■ **Input for this task**
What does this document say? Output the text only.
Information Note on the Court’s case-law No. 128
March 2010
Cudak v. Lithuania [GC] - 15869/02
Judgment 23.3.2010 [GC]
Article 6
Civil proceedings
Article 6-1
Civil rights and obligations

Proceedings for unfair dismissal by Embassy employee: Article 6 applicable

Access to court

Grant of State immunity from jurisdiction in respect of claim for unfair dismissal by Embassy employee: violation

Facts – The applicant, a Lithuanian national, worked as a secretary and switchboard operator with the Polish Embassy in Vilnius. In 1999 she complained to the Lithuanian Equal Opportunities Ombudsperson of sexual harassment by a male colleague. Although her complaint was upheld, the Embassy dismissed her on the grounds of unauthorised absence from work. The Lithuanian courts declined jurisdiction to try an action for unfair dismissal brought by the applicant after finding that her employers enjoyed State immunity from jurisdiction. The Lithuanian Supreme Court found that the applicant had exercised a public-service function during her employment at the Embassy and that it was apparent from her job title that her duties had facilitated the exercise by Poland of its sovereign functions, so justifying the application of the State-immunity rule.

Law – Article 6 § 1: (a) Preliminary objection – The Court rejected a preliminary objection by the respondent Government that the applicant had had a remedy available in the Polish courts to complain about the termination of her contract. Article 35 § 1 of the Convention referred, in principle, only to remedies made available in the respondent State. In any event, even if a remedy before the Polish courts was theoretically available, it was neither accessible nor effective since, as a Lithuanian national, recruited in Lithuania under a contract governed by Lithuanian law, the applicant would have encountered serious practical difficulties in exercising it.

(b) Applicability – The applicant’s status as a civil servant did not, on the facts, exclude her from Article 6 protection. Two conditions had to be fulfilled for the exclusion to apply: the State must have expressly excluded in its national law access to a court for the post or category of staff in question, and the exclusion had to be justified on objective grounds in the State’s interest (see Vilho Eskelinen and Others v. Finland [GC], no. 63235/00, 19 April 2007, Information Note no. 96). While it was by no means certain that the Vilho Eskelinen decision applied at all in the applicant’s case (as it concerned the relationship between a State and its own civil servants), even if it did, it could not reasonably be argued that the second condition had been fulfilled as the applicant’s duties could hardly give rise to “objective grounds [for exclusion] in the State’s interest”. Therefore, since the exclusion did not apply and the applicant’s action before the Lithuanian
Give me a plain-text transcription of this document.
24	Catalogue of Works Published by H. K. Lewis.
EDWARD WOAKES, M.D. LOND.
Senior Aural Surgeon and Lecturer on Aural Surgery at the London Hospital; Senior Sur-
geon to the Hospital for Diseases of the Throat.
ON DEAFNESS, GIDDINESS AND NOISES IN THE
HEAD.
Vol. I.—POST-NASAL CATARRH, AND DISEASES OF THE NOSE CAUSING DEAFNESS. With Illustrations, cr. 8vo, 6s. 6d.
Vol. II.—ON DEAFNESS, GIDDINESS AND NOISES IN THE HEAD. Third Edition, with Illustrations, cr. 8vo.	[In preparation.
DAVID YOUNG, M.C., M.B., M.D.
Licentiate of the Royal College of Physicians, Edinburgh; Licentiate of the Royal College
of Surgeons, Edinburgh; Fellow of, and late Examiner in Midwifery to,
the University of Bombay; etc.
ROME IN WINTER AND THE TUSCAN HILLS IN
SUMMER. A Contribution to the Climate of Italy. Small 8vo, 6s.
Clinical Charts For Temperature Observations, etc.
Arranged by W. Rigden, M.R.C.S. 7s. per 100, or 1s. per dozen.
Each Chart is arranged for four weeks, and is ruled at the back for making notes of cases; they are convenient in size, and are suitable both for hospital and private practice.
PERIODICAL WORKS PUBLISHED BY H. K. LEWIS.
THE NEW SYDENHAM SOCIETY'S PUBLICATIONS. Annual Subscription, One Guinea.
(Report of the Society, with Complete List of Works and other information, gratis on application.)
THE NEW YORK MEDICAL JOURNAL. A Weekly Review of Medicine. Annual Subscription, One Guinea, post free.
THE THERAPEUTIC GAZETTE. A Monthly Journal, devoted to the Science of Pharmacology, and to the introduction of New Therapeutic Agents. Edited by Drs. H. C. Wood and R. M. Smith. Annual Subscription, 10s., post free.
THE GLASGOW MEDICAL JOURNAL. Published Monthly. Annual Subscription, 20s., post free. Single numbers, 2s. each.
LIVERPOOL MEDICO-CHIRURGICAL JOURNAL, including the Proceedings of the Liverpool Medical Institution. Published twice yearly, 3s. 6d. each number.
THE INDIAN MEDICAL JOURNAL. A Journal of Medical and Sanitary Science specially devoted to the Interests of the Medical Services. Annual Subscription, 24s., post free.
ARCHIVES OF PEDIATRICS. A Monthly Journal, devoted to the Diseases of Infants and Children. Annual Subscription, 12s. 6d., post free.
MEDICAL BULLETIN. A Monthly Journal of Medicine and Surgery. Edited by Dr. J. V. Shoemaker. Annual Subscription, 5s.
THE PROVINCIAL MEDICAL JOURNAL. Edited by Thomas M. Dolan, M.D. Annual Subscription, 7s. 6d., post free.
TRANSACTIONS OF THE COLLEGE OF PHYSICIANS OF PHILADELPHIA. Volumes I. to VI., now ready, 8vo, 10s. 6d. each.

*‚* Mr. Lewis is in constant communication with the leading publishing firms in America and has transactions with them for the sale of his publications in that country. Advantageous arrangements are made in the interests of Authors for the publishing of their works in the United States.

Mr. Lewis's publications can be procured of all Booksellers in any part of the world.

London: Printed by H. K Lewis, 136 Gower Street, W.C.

■ **Exercise brief**
Track down the lines that include the word "Edinburgh" and copy them.

■ **Exercise response**
Licentiate of the Royal College of Physicians, Edinburgh; Licentiate of the Royal College
of Surgeons, Edinburgh; Fellow of, and late Examiner in Midwifery to,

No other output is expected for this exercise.